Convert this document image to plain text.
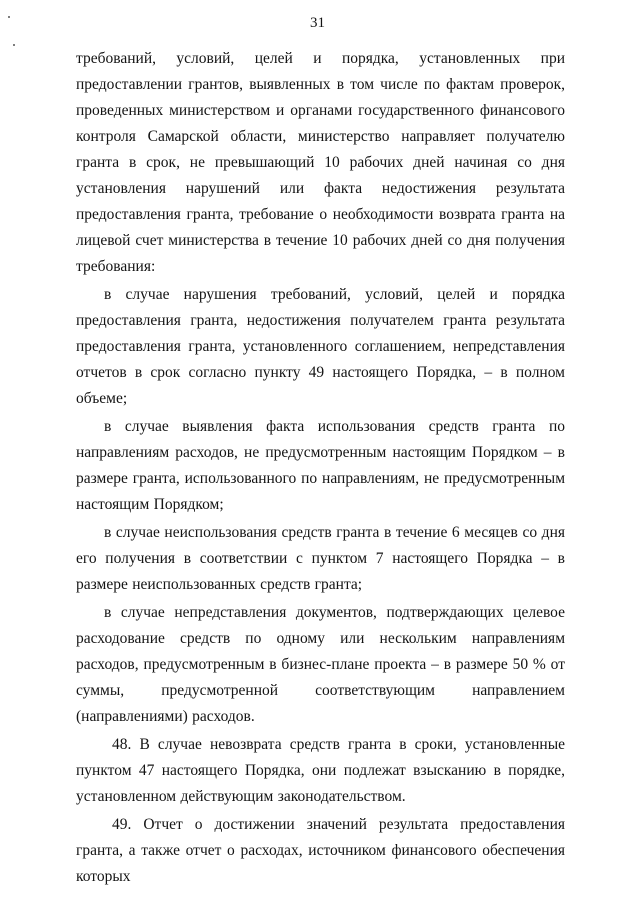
31

требований, условий, целей и порядка, установленных при предоставлении грантов, выявленных в том числе по фактам проверок, проведенных министерством и органами государственного финансового контроля Самарской области, министерство направляет получателю гранта в срок, не превышающий 10 рабочих дней начиная со дня установления нарушений или факта недостижения результата предоставления гранта, требование о необходимости возврата гранта на лицевой счет министерства в течение 10 рабочих дней со дня получения требования:

в случае нарушения требований, условий, целей и порядка предоставления гранта, недостижения получателем гранта результата предоставления гранта, установленного соглашением, непредставления отчетов в срок согласно пункту 49 настоящего Порядка, – в полном объеме;

в случае выявления факта использования средств гранта по направлениям расходов, не предусмотренным настоящим Порядком – в размере гранта, использованного по направлениям, не предусмотренным настоящим Порядком;

в случае неиспользования средств гранта в течение 6 месяцев со дня его получения в соответствии с пунктом 7 настоящего Порядка – в размере неиспользованных средств гранта;

в случае непредставления документов, подтверждающих целевое расходование средств по одному или нескольким направлениям расходов, предусмотренным в бизнес-плане проекта – в размере 50 % от суммы, предусмотренной соответствующим направлением (направлениями) расходов.

48. В случае невозврата средств гранта в сроки, установленные пунктом 47 настоящего Порядка, они подлежат взысканию в порядке, установленном действующим законодательством.

49. Отчет о достижении значений результата предоставления гранта, а также отчет о расходах, источником финансового обеспечения которых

◆ ◆ ◆ ◆ ◆ ◆ ◆

Your instructions -> Working from the lines above, reproduce the material exactly and exclude its pictures.

Solution for this exercise ->
Convert this document image to plain text.
31

требований, условий, целей и порядка, установленных при предоставлении грантов, выявленных в том числе по фактам проверок, проведенных министерством и органами государственного финансового контроля Самарской области, министерство направляет получателю гранта в срок, не превышающий 10 рабочих дней начиная со дня установления нарушений или факта недостижения результата предоставления гранта, требование о необходимости возврата гранта на лицевой счет министерства в течение 10 рабочих дней со дня получения требования:

в случае нарушения требований, условий, целей и порядка предоставления гранта, недостижения получателем гранта результата предоставления гранта, установленного соглашением, непредставления отчетов в срок согласно пункту 49 настоящего Порядка, – в полном объеме;

в случае выявления факта использования средств гранта по направлениям расходов, не предусмотренным настоящим Порядком – в размере гранта, использованного по направлениям, не предусмотренным настоящим Порядком;

в случае неиспользования средств гранта в течение 6 месяцев со дня его получения в соответствии с пунктом 7 настоящего Порядка – в размере неиспользованных средств гранта;

в случае непредставления документов, подтверждающих целевое расходование средств по одному или нескольким направлениям расходов, предусмотренным в бизнес-плане проекта – в размере 50 % от суммы, предусмотренной соответствующим направлением (направлениями) расходов.

48. В случае невозврата средств гранта в сроки, установленные пунктом 47 настоящего Порядка, они подлежат взысканию в порядке, установленном действующим законодательством.

49. Отчет о достижении значений результата предоставления гранта, а также отчет о расходах, источником финансового обеспечения которых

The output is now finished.